● Exercise instructions:
Each record below is to be copied word for word, with pictures removed.

● Data records:
—————
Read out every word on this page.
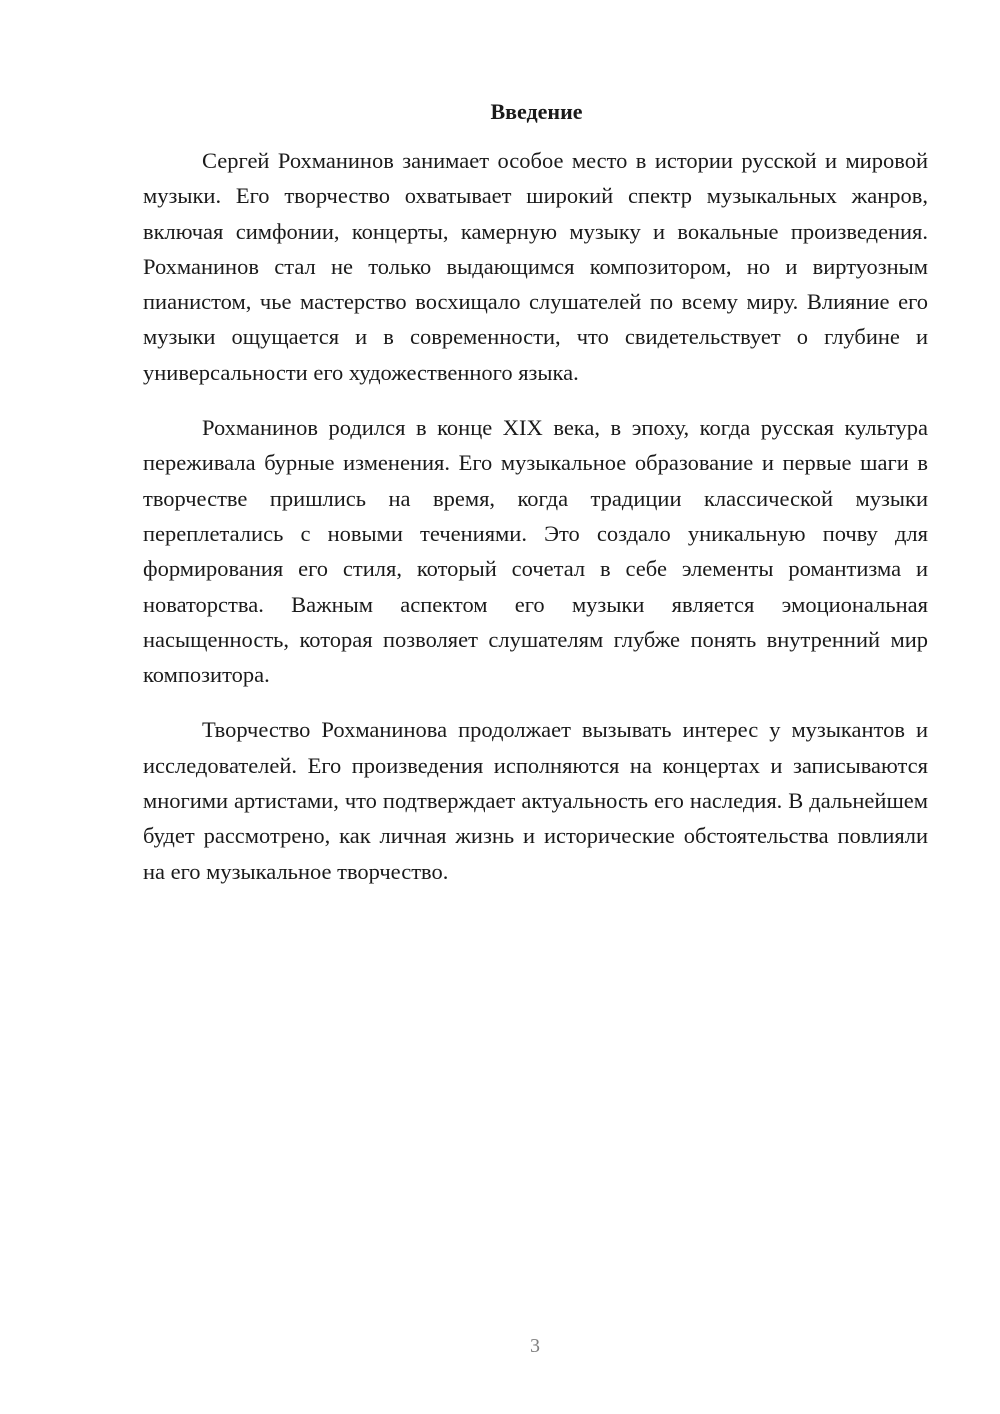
Введение

Сергей Рохманинов занимает особое место в истории русской и мировой музыки. Его творчество охватывает широкий спектр музыкальных жанров, включая симфонии, концерты, камерную музыку и вокальные произведения. Рохманинов стал не только выдающимся композитором, но и виртуозным пианистом, чье мастерство восхищало слушателей по всему миру. Влияние его музыки ощущается и в современности, что свидетельствует о глубине и универсальности его художественного языка.

Рохманинов родился в конце XIX века, в эпоху, когда русская культура переживала бурные изменения. Его музыкальное образование и первые шаги в творчестве пришлись на время, когда традиции классической музыки переплетались с новыми течениями. Это создало уникальную почву для формирования его стиля, который сочетал в себе элементы романтизма и новаторства. Важным аспектом его музыки является эмоциональная насыщенность, которая позволяет слушателям глубже понять внутренний мир композитора.

Творчество Рохманинова продолжает вызывать интерес у музыкантов и исследователей. Его произведения исполняются на концертах и записываются многими артистами, что подтверждает актуальность его наследия. В дальнейшем будет рассмотрено, как личная жизнь и исторические обстоятельства повлияли на его музыкальное творчество.

3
—————
● Exercise output:
Read out every word on this page.
Введение

Сергей Рохманинов занимает особое место в истории русской и мировой музыки. Его творчество охватывает широкий спектр музыкальных жанров, включая симфонии, концерты, камерную музыку и вокальные произведения. Рохманинов стал не только выдающимся композитором, но и виртуозным пианистом, чье мастерство восхищало слушателей по всему миру. Влияние его музыки ощущается и в современности, что свидетельствует о глубине и универсальности его художественного языка.

Рохманинов родился в конце XIX века, в эпоху, когда русская культура переживала бурные изменения. Его музыкальное образование и первые шаги в творчестве пришлись на время, когда традиции классической музыки переплетались с новыми течениями. Это создало уникальную почву для формирования его стиля, который сочетал в себе элементы романтизма и новаторства. Важным аспектом его музыки является эмоциональная насыщенность, которая позволяет слушателям глубже понять внутренний мир композитора.

Творчество Рохманинова продолжает вызывать интерес у музыкантов и исследователей. Его произведения исполняются на концертах и записываются многими артистами, что подтверждает актуальность его наследия. В дальнейшем будет рассмотрено, как личная жизнь и исторические обстоятельства повлияли на его музыкальное творчество.

3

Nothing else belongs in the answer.